> **DESCRIPTION OF THE TASK**: Check each line of the material below, and copy it if it holds the string "հայտատուներ".

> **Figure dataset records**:
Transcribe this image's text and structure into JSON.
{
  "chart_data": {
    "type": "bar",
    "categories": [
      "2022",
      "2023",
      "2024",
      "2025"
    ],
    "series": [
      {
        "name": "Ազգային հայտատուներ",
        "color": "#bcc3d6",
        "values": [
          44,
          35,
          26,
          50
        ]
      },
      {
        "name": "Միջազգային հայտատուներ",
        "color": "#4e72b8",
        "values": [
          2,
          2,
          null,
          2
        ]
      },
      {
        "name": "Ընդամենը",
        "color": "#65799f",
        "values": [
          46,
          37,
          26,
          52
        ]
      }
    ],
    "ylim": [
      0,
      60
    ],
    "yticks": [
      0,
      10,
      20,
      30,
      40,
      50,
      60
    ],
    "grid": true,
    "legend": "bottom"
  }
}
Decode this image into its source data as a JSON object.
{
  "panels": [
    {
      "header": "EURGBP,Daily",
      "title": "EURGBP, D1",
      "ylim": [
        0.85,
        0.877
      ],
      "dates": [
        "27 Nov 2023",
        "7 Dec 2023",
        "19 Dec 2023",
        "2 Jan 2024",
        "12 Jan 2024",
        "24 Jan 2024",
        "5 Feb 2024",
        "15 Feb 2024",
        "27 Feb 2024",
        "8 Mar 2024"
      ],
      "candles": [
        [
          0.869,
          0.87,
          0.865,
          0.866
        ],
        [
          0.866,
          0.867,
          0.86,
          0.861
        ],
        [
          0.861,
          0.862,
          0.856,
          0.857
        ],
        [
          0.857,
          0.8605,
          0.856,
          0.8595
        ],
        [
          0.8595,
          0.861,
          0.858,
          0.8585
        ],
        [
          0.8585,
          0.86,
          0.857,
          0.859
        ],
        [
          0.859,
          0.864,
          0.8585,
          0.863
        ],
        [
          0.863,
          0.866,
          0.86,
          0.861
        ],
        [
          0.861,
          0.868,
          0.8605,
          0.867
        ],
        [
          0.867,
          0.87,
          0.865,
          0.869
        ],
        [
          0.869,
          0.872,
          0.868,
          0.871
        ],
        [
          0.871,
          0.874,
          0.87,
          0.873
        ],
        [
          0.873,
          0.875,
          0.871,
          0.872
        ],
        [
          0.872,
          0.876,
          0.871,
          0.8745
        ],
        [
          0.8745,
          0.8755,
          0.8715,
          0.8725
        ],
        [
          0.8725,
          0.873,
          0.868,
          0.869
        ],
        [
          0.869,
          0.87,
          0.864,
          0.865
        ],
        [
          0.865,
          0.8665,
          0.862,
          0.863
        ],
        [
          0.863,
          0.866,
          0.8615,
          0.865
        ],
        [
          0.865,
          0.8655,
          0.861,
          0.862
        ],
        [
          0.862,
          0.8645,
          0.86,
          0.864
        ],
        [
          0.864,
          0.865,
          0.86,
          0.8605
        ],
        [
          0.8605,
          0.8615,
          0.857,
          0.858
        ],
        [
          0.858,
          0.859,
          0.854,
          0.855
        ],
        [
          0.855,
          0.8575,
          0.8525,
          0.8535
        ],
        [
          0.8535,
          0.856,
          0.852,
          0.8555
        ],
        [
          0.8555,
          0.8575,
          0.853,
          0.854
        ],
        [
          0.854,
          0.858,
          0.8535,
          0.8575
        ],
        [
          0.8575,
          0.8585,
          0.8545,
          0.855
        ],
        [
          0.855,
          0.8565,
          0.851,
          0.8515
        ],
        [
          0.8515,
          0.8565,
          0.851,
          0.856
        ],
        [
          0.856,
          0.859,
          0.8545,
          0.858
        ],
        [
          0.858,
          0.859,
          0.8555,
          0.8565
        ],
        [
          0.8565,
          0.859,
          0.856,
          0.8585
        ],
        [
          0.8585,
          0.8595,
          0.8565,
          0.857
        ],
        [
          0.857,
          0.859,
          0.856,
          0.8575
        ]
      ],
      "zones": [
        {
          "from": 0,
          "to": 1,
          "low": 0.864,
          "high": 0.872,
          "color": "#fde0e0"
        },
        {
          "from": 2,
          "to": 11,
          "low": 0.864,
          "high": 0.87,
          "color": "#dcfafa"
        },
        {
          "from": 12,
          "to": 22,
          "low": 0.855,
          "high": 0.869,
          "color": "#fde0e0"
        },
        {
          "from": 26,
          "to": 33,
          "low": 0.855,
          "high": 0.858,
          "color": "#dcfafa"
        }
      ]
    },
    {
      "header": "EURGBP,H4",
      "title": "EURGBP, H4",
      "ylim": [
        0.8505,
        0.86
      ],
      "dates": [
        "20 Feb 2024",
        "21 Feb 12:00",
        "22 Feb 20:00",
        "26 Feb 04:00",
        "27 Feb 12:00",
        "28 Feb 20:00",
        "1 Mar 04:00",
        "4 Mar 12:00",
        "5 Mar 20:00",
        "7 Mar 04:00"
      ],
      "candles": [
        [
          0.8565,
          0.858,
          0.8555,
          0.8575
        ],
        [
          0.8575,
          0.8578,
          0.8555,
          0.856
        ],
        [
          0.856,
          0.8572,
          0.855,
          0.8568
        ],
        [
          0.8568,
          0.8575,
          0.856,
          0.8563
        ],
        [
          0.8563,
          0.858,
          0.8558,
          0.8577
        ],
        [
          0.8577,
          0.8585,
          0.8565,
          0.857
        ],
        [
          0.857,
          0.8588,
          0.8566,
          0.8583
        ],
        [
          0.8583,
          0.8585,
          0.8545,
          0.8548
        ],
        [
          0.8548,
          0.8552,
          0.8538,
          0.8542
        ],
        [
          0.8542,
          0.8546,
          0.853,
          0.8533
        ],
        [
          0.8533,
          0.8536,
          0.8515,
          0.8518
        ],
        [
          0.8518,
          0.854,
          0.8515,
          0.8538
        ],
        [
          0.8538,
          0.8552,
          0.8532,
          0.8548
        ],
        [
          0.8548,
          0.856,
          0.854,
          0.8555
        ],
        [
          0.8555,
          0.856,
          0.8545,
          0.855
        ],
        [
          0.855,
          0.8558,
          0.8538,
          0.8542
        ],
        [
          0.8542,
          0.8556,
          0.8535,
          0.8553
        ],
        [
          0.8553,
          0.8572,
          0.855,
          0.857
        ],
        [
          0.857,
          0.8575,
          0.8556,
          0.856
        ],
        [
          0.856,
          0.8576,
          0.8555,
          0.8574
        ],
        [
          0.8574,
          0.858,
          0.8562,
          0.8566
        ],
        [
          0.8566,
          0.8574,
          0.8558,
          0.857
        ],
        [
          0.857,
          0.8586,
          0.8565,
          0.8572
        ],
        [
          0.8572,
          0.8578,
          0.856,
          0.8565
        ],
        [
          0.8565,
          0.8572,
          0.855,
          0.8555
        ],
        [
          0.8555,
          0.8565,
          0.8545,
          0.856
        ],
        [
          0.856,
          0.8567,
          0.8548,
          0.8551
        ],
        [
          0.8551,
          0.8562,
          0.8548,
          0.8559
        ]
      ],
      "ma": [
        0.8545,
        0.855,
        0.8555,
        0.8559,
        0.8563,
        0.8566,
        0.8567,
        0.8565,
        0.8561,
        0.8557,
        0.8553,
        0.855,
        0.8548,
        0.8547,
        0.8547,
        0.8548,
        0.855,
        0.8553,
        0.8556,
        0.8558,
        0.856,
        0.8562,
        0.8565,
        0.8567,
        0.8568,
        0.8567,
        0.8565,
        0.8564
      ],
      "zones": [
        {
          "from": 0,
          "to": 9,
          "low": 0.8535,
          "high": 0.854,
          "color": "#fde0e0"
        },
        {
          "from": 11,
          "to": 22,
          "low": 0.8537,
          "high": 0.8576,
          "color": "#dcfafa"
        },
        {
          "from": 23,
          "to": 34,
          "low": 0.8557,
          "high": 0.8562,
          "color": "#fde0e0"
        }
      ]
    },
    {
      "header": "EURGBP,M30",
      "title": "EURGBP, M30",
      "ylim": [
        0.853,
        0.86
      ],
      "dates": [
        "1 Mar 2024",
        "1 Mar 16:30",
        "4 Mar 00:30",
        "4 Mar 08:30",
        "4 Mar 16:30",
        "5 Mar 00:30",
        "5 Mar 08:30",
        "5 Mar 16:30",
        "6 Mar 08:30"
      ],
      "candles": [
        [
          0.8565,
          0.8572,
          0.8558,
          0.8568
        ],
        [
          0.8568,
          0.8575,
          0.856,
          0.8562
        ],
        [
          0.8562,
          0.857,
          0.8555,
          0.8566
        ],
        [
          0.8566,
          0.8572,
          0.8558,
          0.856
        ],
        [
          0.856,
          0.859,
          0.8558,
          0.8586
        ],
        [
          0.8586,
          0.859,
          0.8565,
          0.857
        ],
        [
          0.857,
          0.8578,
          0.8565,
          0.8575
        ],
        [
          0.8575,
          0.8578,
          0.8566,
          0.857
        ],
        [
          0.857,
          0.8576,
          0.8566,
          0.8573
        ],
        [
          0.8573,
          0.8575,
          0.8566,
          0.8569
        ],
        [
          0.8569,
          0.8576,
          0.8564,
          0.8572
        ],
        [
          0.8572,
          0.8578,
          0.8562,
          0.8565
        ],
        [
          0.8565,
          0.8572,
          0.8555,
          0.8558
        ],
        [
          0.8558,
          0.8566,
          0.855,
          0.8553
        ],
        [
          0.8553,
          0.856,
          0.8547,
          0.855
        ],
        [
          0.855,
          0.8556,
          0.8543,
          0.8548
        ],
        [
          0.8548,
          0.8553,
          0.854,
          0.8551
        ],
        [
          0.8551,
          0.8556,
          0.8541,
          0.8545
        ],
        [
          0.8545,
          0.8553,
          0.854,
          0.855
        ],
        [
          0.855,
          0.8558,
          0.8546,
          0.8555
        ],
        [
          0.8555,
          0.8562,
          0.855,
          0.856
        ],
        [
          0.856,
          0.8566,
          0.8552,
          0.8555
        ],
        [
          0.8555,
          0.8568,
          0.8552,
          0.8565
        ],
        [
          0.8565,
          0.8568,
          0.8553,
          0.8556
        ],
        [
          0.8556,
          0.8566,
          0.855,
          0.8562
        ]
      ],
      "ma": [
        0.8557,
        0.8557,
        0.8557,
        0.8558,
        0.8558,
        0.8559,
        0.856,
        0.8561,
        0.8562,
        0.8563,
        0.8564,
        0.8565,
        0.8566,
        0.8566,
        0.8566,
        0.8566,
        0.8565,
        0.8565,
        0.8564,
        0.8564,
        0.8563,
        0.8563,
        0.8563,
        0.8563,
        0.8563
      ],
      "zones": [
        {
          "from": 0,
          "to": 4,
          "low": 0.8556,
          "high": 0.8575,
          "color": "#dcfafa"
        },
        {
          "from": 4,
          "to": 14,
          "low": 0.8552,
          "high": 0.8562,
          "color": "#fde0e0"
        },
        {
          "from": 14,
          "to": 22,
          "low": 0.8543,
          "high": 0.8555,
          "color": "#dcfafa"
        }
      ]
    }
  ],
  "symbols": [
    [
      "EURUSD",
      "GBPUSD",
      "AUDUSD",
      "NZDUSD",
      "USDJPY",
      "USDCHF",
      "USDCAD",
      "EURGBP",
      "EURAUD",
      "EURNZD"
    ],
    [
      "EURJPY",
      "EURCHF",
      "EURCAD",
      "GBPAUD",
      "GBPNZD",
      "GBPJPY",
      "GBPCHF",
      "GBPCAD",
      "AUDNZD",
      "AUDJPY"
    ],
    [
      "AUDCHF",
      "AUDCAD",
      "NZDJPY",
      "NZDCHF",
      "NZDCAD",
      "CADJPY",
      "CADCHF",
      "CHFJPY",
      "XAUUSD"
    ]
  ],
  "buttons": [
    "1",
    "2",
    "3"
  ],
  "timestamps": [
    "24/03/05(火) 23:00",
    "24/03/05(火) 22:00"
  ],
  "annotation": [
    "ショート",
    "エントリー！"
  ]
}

> **TASK RESULT**:
        "name": "Ազգային հայտատուներ",
        "name": "Միջազգային հայտատուներ",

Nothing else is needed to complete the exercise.